§ WORK TO COMPLETE:
Copy out every line of the records in which "epididymis" can be found.

§ RAW DATA:
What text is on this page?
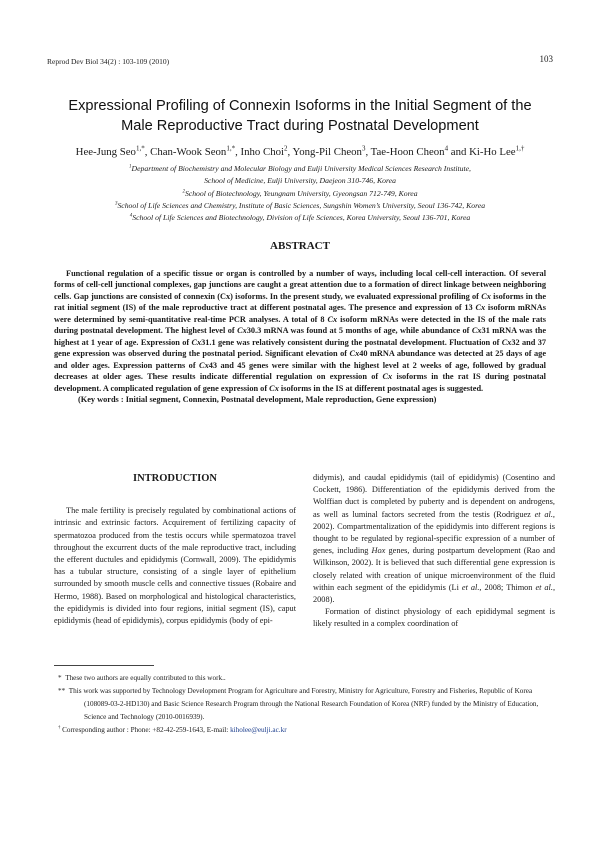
Reprod Dev Biol 34(2) : 103-109 (2010)	103
Expressional Profiling of Connexin Isoforms in the Initial Segment of the
Male Reproductive Tract during Postnatal Development
Hee-Jung Seo$^{1,*}$, Chan-Wook Seon$^{1,*}$, Inho Choi$^2$, Yong-Pil Cheon$^3$, Tae-Hoon Cheon$^4$ and Ki-Ho Lee$^{1,\dagger}$
$^1$Department of Biochemistry and Molecular Biology and Eulji University Medical Sciences Research Institute,
School of Medicine, Eulji University, Daejeon 310-746, Korea
$^2$School of Biotechnology, Yeungnam University, Gyeongsan 712-749, Korea
$^3$School of Life Sciences and Chemistry, Institute of Basic Sciences, Sungshin Women’s University, Seoul 136-742, Korea
$^4$School of Life Sciences and Biotechnology, Division of Life Sciences, Korea University, Seoul 136-701, Korea
ABSTRACT

Functional regulation of a specific tissue or organ is controlled by a number of ways, including local cell-cell interaction. Of several forms of cell-cell junctional complexes, gap junctions are caught a great attention due to a formation of direct linkage between neighboring cells. Gap junctions are consisted of connexin (Cx) isoforms. In the present study, we evaluated expressional profiling of Cx isoforms in the rat initial segment (IS) of the male reproductive tract at different postnatal ages. The presence and expression of 13 Cx isoform mRNAs were determined by semi-quantitative real-time PCR analyses. A total of 8 Cx isoform mRNAs were detected in the IS of the male rats during postnatal development. The highest level of Cx30.3 mRNA was found at 5 months of age, while abundance of Cx31 mRNA was the highest at 1 year of age. Expression of Cx31.1 gene was relatively consistent during the postnatal development. Fluctuation of Cx32 and 37 gene expression was observed during the postnatal period. Significant elevation of Cx40 mRNA abundance was detected at 25 days of age and older ages. Expression patterns of Cx43 and 45 genes were similar with the highest level at 2 weeks of age, followed by gradual decreases at older ages. These results indicate differential regulation on expression of Cx isoforms in the rat IS during postnatal development. A complicated regulation of gene expression of Cx isoforms in the IS at different postnatal ages is suggested.

(Key words : Initial segment, Connexin, Postnatal development, Male reproduction, Gene expression)

INTRODUCTION

The male fertility is precisely regulated by combinational actions of intrinsic and extrinsic factors. Acquirement of fertilizing capacity of spermatozoa produced from the testis occurs while spermatozoa travel throughout the excurrent ducts of the male reproductive tract, including the efferent ductules and epididymis (Cornwall, 2009). The epididymis has a tubular structure, consisting of a single layer of epithelium surrounded by smooth muscle cells and connective tissues (Robaire and Hermo, 1988). Based on morphological and histological characteristics, the epididymis is divided into four regions, initial segment (IS), caput epididymis (head of epididymis), corpus epididymis (body of epi-

didymis), and caudal epididymis (tail of epididymis) (Cosentino and Cockett, 1986). Differentiation of the epididymis derived from the Wolffian duct is completed by puberty and is dependent on androgens, as well as luminal factors secreted from the testis (Rodriguez et al., 2002). Compartmentalization of the epididymis into different regions is thought to be regulated by regional-specific expression of a number of genes, including Hox genes, during postpartum development (Rao and Wilkinson, 2002). It is believed that such differential gene expression is closely related with creation of unique microenvironment of the fluid within each segment of the epididymis (Li et al., 2008; Thimon et al., 2008).

Formation of distinct physiology of each epididymal segment is likely resulted in a complex coordination of

* These two authors are equally contributed to this work..

** This work was supported by Technology Development Program for Agriculture and Forestry, Ministry for Agriculture, Forestry and Fisheries, Republic of Korea (108089-03-2-HD130) and Basic Science Research Program through the National Research Foundation of Korea (NRF) funded by the Ministry of Education, Science and Technology (2010-0016939).

† Corresponding author : Phone: +82-42-259-1643, E-mail: kiholee@eulji.ac.kr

§ SOLUTION FOR THIS TASK:
The male fertility is precisely regulated by combinational actions of intrinsic and extrinsic factors. Acquirement of fertilizing capacity of spermatozoa produced from the testis occurs while spermatozoa travel throughout the excurrent ducts of the male reproductive tract, including the efferent ductules and epididymis (Cornwall, 2009). The epididymis has a tubular structure, consisting of a single layer of epithelium surrounded by smooth muscle cells and connective tissues (Robaire and Hermo, 1988). Based on morphological and histological characteristics, the epididymis is divided into four regions, initial segment (IS), caput epididymis (head of epididymis), corpus epididymis (body of epi-
didymis), and caudal epididymis (tail of epididymis) (Cosentino and Cockett, 1986). Differentiation of the epididymis derived from the Wolffian duct is completed by puberty and is dependent on androgens, as well as luminal factors secreted from the testis (Rodriguez et al., 2002). Compartmentalization of the epididymis into different regions is thought to be regulated by regional-specific expression of a number of genes, including Hox genes, during postpartum development (Rao and Wilkinson, 2002). It is believed that such differential gene expression is closely related with creation of unique microenvironment of the fluid within each segment of the epididymis (Li et al., 2008; Thimon et al., 2008).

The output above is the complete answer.